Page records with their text
§ §

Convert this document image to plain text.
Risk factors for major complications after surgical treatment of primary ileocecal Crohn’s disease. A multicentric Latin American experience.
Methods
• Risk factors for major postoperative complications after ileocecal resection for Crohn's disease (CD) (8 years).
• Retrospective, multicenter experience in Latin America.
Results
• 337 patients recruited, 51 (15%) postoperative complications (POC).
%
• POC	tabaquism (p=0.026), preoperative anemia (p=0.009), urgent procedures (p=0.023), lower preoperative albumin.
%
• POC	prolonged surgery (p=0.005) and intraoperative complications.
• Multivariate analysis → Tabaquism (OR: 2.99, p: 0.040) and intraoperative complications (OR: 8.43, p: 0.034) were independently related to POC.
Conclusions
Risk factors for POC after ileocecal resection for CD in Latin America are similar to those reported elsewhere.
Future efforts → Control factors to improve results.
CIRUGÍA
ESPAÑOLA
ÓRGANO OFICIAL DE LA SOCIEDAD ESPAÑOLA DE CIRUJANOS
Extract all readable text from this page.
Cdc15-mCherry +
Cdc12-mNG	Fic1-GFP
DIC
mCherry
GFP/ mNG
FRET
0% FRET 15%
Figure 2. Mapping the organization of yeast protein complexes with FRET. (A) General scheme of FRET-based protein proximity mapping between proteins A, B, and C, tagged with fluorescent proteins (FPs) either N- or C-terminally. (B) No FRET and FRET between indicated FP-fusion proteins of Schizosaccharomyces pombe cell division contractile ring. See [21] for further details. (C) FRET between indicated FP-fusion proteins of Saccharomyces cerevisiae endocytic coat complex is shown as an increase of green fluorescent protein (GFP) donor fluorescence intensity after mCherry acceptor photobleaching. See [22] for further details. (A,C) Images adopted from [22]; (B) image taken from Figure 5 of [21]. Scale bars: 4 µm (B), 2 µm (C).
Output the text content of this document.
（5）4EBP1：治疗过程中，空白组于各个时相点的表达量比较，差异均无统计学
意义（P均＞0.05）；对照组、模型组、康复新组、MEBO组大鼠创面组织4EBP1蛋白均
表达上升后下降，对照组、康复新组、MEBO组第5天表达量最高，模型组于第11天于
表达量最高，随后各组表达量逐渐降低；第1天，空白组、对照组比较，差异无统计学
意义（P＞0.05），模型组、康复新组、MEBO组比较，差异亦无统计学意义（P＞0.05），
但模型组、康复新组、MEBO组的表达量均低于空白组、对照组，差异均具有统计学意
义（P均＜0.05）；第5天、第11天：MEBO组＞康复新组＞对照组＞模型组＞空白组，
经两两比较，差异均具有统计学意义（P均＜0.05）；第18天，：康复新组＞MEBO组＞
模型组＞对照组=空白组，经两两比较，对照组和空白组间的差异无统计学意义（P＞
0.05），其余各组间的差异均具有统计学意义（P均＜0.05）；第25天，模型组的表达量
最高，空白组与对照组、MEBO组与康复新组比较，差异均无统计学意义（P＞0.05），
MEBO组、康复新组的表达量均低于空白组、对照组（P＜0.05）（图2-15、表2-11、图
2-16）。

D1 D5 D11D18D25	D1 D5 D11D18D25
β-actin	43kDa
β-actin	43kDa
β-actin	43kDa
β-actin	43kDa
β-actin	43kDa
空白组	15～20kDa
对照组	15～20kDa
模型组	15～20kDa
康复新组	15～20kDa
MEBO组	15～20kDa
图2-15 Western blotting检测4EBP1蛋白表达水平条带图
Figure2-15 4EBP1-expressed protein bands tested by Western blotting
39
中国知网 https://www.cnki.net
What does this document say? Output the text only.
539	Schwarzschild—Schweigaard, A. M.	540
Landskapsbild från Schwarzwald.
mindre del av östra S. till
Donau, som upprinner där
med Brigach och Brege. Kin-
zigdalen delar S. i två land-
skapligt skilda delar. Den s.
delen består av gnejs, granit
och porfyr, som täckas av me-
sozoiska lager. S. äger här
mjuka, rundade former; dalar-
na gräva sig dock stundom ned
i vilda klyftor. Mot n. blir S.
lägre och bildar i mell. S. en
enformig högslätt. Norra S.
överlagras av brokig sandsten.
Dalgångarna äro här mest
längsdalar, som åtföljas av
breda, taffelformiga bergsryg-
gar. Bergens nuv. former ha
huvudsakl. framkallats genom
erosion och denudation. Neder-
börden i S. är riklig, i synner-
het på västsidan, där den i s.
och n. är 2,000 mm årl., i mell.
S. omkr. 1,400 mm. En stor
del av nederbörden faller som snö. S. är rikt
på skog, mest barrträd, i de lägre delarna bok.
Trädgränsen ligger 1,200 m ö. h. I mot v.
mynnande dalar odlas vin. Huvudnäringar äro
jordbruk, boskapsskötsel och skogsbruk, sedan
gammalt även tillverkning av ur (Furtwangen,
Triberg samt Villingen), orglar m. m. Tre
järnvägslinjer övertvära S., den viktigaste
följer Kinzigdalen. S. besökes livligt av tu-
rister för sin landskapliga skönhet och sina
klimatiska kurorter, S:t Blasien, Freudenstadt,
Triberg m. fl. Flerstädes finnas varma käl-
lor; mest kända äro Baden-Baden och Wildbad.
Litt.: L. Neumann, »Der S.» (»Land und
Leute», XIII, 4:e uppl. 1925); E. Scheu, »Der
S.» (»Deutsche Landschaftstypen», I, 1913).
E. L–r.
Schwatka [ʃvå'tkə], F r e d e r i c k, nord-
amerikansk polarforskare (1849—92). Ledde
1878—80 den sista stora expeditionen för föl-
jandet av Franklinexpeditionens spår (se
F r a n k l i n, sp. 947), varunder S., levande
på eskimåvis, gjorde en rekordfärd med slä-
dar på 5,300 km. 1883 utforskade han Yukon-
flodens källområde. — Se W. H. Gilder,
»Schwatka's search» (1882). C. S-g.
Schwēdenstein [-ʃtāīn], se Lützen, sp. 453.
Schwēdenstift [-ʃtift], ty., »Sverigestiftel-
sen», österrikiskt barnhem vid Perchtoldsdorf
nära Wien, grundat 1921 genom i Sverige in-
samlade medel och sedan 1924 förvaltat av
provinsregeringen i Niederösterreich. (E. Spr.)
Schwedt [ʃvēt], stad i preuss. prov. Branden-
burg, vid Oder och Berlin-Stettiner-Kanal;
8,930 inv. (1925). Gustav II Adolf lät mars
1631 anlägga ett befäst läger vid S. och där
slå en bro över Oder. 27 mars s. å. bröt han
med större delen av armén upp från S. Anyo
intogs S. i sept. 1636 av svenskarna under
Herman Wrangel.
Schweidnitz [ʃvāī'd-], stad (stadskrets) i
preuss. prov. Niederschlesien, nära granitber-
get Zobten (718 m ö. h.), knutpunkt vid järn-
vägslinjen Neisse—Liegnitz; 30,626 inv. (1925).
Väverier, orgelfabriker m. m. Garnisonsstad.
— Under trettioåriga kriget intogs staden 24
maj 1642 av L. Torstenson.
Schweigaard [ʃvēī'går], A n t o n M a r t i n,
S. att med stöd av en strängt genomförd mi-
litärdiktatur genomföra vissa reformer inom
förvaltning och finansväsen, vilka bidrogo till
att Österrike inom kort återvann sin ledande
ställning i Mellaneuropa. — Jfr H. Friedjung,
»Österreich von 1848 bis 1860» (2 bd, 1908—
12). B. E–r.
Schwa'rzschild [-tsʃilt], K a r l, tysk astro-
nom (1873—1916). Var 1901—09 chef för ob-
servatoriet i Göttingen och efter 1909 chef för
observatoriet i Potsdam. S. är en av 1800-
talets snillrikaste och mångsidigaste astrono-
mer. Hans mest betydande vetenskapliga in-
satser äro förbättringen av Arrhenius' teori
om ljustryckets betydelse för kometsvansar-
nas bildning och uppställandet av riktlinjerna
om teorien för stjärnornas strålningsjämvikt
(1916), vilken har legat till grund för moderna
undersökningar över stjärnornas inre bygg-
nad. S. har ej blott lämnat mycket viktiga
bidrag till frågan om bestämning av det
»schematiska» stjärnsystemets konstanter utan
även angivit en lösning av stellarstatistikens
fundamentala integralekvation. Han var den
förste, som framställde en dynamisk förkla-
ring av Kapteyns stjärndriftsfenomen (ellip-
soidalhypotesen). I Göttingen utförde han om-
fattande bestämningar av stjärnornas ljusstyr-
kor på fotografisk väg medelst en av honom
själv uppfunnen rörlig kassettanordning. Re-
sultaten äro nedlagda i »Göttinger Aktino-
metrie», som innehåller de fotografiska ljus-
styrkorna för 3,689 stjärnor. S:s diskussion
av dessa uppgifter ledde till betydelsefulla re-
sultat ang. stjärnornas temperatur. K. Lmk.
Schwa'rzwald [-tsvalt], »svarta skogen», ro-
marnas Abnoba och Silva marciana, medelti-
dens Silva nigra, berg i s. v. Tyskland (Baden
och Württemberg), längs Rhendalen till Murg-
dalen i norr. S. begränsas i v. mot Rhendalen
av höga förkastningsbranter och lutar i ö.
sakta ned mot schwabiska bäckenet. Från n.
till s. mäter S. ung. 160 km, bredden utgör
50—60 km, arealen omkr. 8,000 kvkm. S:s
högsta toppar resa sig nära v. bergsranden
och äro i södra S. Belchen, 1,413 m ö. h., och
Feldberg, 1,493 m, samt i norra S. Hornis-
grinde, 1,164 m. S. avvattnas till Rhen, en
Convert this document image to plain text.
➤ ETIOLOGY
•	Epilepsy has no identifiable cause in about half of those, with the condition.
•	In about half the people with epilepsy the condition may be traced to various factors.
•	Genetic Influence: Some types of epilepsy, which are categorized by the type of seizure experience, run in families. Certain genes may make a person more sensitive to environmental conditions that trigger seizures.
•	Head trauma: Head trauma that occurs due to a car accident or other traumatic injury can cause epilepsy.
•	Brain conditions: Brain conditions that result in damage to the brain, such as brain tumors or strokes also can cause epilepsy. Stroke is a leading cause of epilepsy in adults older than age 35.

§ §

WHAT YOU WILL DO: Your answer should consist of the lines above that hold the word "lägre".

TASK RESULT:
lägre och bildar i mell. S. en
på skog, mest barrträd, i de lägre delarna bok.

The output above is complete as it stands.